● Problem to solve
Make an exact copy of the lines below.

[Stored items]
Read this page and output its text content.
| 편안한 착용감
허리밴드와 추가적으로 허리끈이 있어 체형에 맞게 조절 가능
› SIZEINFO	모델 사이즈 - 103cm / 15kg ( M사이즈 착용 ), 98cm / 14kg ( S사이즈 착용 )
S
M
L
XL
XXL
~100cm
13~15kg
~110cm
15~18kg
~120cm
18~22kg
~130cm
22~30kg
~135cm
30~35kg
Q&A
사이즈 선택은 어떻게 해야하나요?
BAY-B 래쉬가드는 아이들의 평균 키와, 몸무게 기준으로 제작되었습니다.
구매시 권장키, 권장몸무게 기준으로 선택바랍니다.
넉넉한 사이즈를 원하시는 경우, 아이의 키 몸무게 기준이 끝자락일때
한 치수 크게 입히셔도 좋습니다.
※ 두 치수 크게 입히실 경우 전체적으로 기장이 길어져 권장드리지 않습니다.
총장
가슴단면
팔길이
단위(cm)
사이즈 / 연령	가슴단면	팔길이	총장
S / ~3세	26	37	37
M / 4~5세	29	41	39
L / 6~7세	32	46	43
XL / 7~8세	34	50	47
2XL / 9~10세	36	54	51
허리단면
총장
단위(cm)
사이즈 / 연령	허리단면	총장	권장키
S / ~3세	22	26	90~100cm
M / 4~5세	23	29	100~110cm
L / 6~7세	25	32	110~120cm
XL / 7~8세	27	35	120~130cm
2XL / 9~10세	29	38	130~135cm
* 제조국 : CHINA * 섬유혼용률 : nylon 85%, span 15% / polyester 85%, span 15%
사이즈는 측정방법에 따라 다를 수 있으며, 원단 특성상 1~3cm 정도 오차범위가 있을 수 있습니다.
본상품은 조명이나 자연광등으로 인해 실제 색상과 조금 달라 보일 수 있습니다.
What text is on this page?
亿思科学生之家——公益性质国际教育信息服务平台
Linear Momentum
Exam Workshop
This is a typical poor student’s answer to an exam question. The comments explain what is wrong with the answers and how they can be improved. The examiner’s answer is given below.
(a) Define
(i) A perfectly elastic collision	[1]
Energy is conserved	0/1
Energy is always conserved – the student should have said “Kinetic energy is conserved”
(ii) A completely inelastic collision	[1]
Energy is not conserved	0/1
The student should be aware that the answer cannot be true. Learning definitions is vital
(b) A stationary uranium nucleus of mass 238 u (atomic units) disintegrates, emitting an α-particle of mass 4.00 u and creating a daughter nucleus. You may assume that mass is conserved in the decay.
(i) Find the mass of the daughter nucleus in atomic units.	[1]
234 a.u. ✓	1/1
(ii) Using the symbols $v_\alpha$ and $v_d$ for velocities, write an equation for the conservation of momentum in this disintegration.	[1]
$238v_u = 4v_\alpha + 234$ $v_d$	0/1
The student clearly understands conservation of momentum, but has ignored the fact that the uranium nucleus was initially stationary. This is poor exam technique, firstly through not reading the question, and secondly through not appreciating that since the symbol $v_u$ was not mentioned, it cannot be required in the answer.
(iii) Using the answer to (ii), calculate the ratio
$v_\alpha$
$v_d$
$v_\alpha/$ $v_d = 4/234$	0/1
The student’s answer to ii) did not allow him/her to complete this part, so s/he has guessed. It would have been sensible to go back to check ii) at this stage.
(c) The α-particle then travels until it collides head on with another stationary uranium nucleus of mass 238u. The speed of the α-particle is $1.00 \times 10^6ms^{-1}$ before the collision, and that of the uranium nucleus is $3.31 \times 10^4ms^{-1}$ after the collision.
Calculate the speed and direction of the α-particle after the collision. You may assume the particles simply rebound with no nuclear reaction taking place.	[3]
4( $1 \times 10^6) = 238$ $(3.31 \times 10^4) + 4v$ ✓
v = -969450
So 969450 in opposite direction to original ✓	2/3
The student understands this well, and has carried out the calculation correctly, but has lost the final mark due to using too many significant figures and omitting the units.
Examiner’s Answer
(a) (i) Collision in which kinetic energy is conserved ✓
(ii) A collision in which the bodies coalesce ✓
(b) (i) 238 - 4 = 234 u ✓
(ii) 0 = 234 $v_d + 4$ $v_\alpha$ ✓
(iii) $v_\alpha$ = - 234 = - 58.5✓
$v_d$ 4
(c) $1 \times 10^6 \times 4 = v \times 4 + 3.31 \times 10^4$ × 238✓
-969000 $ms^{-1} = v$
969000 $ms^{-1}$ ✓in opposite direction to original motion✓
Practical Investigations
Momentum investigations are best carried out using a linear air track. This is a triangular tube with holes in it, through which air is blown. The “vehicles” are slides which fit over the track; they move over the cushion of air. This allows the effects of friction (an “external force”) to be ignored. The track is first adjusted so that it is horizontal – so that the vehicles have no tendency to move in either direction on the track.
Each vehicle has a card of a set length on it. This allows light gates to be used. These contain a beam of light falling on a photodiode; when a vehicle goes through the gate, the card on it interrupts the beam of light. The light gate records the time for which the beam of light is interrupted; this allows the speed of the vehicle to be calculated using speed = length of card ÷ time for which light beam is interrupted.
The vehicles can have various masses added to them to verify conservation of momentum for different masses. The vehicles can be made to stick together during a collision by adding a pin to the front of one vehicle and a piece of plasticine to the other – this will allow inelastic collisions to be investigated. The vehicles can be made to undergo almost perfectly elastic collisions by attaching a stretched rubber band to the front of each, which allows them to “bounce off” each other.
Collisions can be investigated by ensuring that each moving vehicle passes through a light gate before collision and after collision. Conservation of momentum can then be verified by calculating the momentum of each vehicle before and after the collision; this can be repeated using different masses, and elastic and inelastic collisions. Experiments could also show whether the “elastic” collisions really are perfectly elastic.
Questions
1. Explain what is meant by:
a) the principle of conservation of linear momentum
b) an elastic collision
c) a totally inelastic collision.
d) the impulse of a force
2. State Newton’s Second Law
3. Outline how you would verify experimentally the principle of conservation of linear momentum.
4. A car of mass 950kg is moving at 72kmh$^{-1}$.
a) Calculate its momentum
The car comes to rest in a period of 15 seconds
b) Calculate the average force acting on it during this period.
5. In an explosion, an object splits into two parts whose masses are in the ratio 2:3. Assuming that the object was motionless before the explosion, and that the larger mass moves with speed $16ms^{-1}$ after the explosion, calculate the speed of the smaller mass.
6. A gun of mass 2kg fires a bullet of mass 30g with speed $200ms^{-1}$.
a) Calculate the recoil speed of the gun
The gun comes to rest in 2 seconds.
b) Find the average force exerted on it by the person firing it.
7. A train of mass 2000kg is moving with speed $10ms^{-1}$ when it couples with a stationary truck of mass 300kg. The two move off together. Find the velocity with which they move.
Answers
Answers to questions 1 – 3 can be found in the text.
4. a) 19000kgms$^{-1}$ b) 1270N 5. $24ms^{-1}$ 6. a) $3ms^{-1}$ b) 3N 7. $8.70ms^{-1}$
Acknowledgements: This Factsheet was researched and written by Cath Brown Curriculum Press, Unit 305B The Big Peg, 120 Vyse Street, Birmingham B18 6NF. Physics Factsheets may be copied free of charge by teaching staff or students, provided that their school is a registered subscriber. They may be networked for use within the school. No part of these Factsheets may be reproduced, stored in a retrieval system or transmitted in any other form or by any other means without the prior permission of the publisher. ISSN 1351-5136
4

● Task answer
Read this page and output its text content.
| 편안한 착용감
허리밴드와 추가적으로 허리끈이 있어 체형에 맞게 조절 가능
› SIZEINFO	모델 사이즈 - 103cm / 15kg ( M사이즈 착용 ), 98cm / 14kg ( S사이즈 착용 )
S
M
L
XL
XXL
~100cm
13~15kg
~110cm
15~18kg
~120cm
18~22kg
~130cm
22~30kg
~135cm
30~35kg
Q&A
사이즈 선택은 어떻게 해야하나요?
BAY-B 래쉬가드는 아이들의 평균 키와, 몸무게 기준으로 제작되었습니다.
구매시 권장키, 권장몸무게 기준으로 선택바랍니다.
넉넉한 사이즈를 원하시는 경우, 아이의 키 몸무게 기준이 끝자락일때
한 치수 크게 입히셔도 좋습니다.
※ 두 치수 크게 입히실 경우 전체적으로 기장이 길어져 권장드리지 않습니다.
총장
가슴단면
팔길이
단위(cm)
사이즈 / 연령	가슴단면	팔길이	총장
S / ~3세	26	37	37
M / 4~5세	29	41	39
L / 6~7세	32	46	43
XL / 7~8세	34	50	47
2XL / 9~10세	36	54	51
허리단면
총장
단위(cm)
사이즈 / 연령	허리단면	총장	권장키
S / ~3세	22	26	90~100cm
M / 4~5세	23	29	100~110cm
L / 6~7세	25	32	110~120cm
XL / 7~8세	27	35	120~130cm
2XL / 9~10세	29	38	130~135cm
* 제조국 : CHINA * 섬유혼용률 : nylon 85%, span 15% / polyester 85%, span 15%
사이즈는 측정방법에 따라 다를 수 있으며, 원단 특성상 1~3cm 정도 오차범위가 있을 수 있습니다.
본상품은 조명이나 자연광등으로 인해 실제 색상과 조금 달라 보일 수 있습니다.
What text is on this page?
亿思科学生之家——公益性质国际教育信息服务平台
Linear Momentum
Exam Workshop
This is a typical poor student’s answer to an exam question. The comments explain what is wrong with the answers and how they can be improved. The examiner’s answer is given below.
(a) Define
(i) A perfectly elastic collision	[1]
Energy is conserved	0/1
Energy is always conserved – the student should have said “Kinetic energy is conserved”
(ii) A completely inelastic collision	[1]
Energy is not conserved	0/1
The student should be aware that the answer cannot be true. Learning definitions is vital
(b) A stationary uranium nucleus of mass 238 u (atomic units) disintegrates, emitting an α-particle of mass 4.00 u and creating a daughter nucleus. You may assume that mass is conserved in the decay.
(i) Find the mass of the daughter nucleus in atomic units.	[1]
234 a.u. ✓	1/1
(ii) Using the symbols $v_\alpha$ and $v_d$ for velocities, write an equation for the conservation of momentum in this disintegration.	[1]
$238v_u = 4v_\alpha + 234$ $v_d$	0/1
The student clearly understands conservation of momentum, but has ignored the fact that the uranium nucleus was initially stationary. This is poor exam technique, firstly through not reading the question, and secondly through not appreciating that since the symbol $v_u$ was not mentioned, it cannot be required in the answer.
(iii) Using the answer to (ii), calculate the ratio
$v_\alpha$
$v_d$
$v_\alpha/$ $v_d = 4/234$	0/1
The student’s answer to ii) did not allow him/her to complete this part, so s/he has guessed. It would have been sensible to go back to check ii) at this stage.
(c) The α-particle then travels until it collides head on with another stationary uranium nucleus of mass 238u. The speed of the α-particle is $1.00 \times 10^6ms^{-1}$ before the collision, and that of the uranium nucleus is $3.31 \times 10^4ms^{-1}$ after the collision.
Calculate the speed and direction of the α-particle after the collision. You may assume the particles simply rebound with no nuclear reaction taking place.	[3]
4( $1 \times 10^6) = 238$ $(3.31 \times 10^4) + 4v$ ✓
v = -969450
So 969450 in opposite direction to original ✓	2/3
The student understands this well, and has carried out the calculation correctly, but has lost the final mark due to using too many significant figures and omitting the units.
Examiner’s Answer
(a) (i) Collision in which kinetic energy is conserved ✓
(ii) A collision in which the bodies coalesce ✓
(b) (i) 238 - 4 = 234 u ✓
(ii) 0 = 234 $v_d + 4$ $v_\alpha$ ✓
(iii) $v_\alpha$ = - 234 = - 58.5✓
$v_d$ 4
(c) $1 \times 10^6 \times 4 = v \times 4 + 3.31 \times 10^4$ × 238✓
-969000 $ms^{-1} = v$
969000 $ms^{-1}$ ✓in opposite direction to original motion✓
Practical Investigations
Momentum investigations are best carried out using a linear air track. This is a triangular tube with holes in it, through which air is blown. The “vehicles” are slides which fit over the track; they move over the cushion of air. This allows the effects of friction (an “external force”) to be ignored. The track is first adjusted so that it is horizontal – so that the vehicles have no tendency to move in either direction on the track.
Each vehicle has a card of a set length on it. This allows light gates to be used. These contain a beam of light falling on a photodiode; when a vehicle goes through the gate, the card on it interrupts the beam of light. The light gate records the time for which the beam of light is interrupted; this allows the speed of the vehicle to be calculated using speed = length of card ÷ time for which light beam is interrupted.
The vehicles can have various masses added to them to verify conservation of momentum for different masses. The vehicles can be made to stick together during a collision by adding a pin to the front of one vehicle and a piece of plasticine to the other – this will allow inelastic collisions to be investigated. The vehicles can be made to undergo almost perfectly elastic collisions by attaching a stretched rubber band to the front of each, which allows them to “bounce off” each other.
Collisions can be investigated by ensuring that each moving vehicle passes through a light gate before collision and after collision. Conservation of momentum can then be verified by calculating the momentum of each vehicle before and after the collision; this can be repeated using different masses, and elastic and inelastic collisions. Experiments could also show whether the “elastic” collisions really are perfectly elastic.
Questions
1. Explain what is meant by:
a) the principle of conservation of linear momentum
b) an elastic collision
c) a totally inelastic collision.
d) the impulse of a force
2. State Newton’s Second Law
3. Outline how you would verify experimentally the principle of conservation of linear momentum.
4. A car of mass 950kg is moving at 72kmh$^{-1}$.
a) Calculate its momentum
The car comes to rest in a period of 15 seconds
b) Calculate the average force acting on it during this period.
5. In an explosion, an object splits into two parts whose masses are in the ratio 2:3. Assuming that the object was motionless before the explosion, and that the larger mass moves with speed $16ms^{-1}$ after the explosion, calculate the speed of the smaller mass.
6. A gun of mass 2kg fires a bullet of mass 30g with speed $200ms^{-1}$.
a) Calculate the recoil speed of the gun
The gun comes to rest in 2 seconds.
b) Find the average force exerted on it by the person firing it.
7. A train of mass 2000kg is moving with speed $10ms^{-1}$ when it couples with a stationary truck of mass 300kg. The two move off together. Find the velocity with which they move.
Answers
Answers to questions 1 – 3 can be found in the text.
4. a) 19000kgms$^{-1}$ b) 1270N 5. $24ms^{-1}$ 6. a) $3ms^{-1}$ b) 3N 7. $8.70ms^{-1}$
Acknowledgements: This Factsheet was researched and written by Cath Brown Curriculum Press, Unit 305B The Big Peg, 120 Vyse Street, Birmingham B18 6NF. Physics Factsheets may be copied free of charge by teaching staff or students, provided that their school is a registered subscriber. They may be networked for use within the school. No part of these Factsheets may be reproduced, stored in a retrieval system or transmitted in any other form or by any other means without the prior permission of the publisher. ISSN 1351-5136
4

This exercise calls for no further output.